(Saved entries)
##########
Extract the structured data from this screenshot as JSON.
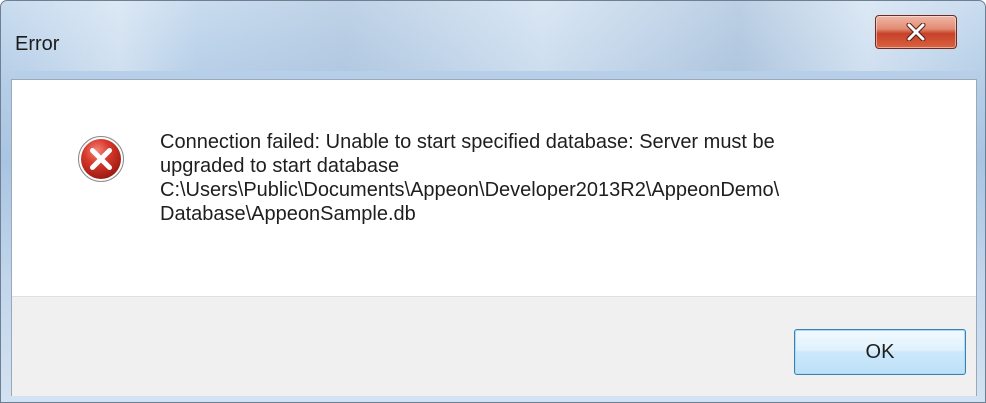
{
  "window": {
    "title": "Error"
  },
  "titlebar": {
    "close_icon": "close-x-icon"
  },
  "dialog": {
    "icon": "error-icon",
    "message": "Connection failed: Unable to start specified database: Server must be\nupgraded to start database\nC:\\Users\\Public\\Documents\\Appeon\\Developer2013R2\\AppeonDemo\\\nDatabase\\AppeonSample.db",
    "ok_label": "OK"
  },
  "colors": {
    "close_button": "#c7412a",
    "error_icon": "#c62828",
    "ok_button_border": "#3c7fb1",
    "footer_background": "#f0f0f0"
  }
}
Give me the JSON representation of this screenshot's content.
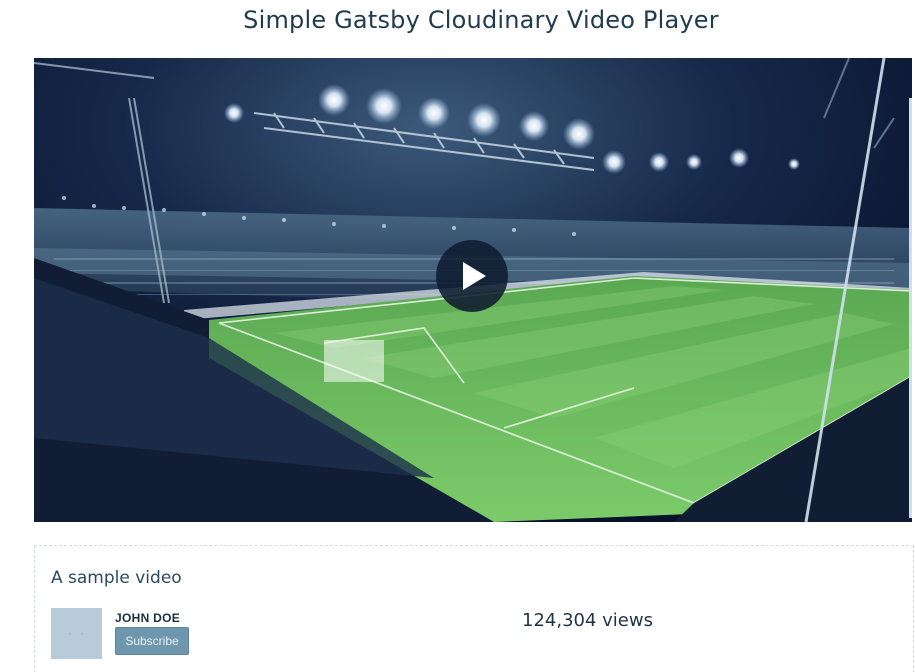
{
  "page": {
    "title": "Simple Gatsby Cloudinary Video Player"
  },
  "player": {
    "play_icon": "play-icon",
    "poster_description": "stadium-football-match"
  },
  "video": {
    "title": "A sample video",
    "channel_name": "JOHN DOE",
    "subscribe_label": "Subscribe",
    "views": "124,304 views"
  },
  "colors": {
    "title_text": "#1f3b4d",
    "subscribe_bg": "#6e96ad",
    "avatar_bg": "#b8cbd8",
    "pitch": "#6dbd5e"
  }
}
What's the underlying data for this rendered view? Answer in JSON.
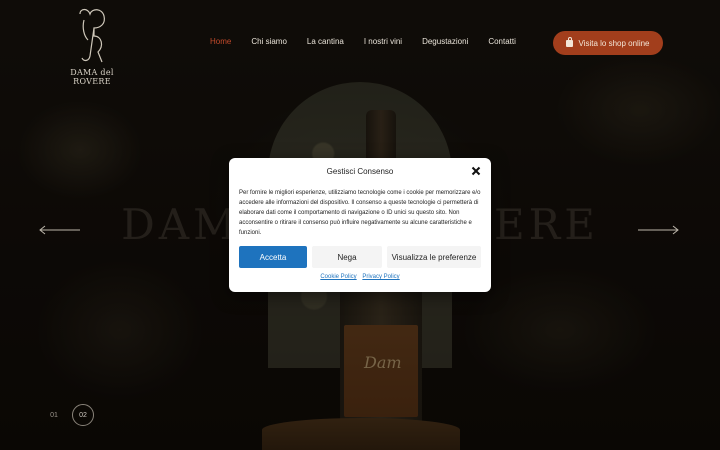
##########
What is required: Repeat the entries exactly. Pictures are excluded from the copy.

Expected output:
Extract the structured data from this screenshot as JSON.
{
  "window": {
    "title": "Error"
  },
  "titlebar": {
    "close_icon": "close-x-icon"
  },
  "dialog": {
    "icon": "error-icon",
    "message": "Connection failed: Unable to start specified database: Server must be\nupgraded to start database\nC:\\Users\\Public\\Documents\\Appeon\\Developer2013R2\\AppeonDemo\\\nDatabase\\AppeonSample.db",
    "ok_label": "OK"
  },
  "colors": {
    "close_button": "#c7412a",
    "error_icon": "#c62828",
    "ok_button_border": "#3c7fb1",
    "footer_background": "#f0f0f0"
  }
}
Give me the JSON representation of this screenshot's content.
{
  "page": {
    "title": "Simple Gatsby Cloudinary Video Player"
  },
  "player": {
    "play_icon": "play-icon",
    "poster_description": "stadium-football-match"
  },
  "video": {
    "title": "A sample video",
    "channel_name": "JOHN DOE",
    "subscribe_label": "Subscribe",
    "views": "124,304 views"
  },
  "colors": {
    "title_text": "#1f3b4d",
    "subscribe_bg": "#6e96ad",
    "avatar_bg": "#b8cbd8",
    "pitch": "#6dbd5e"
  }
}
What's the underlying data for this rendered view? Answer in JSON.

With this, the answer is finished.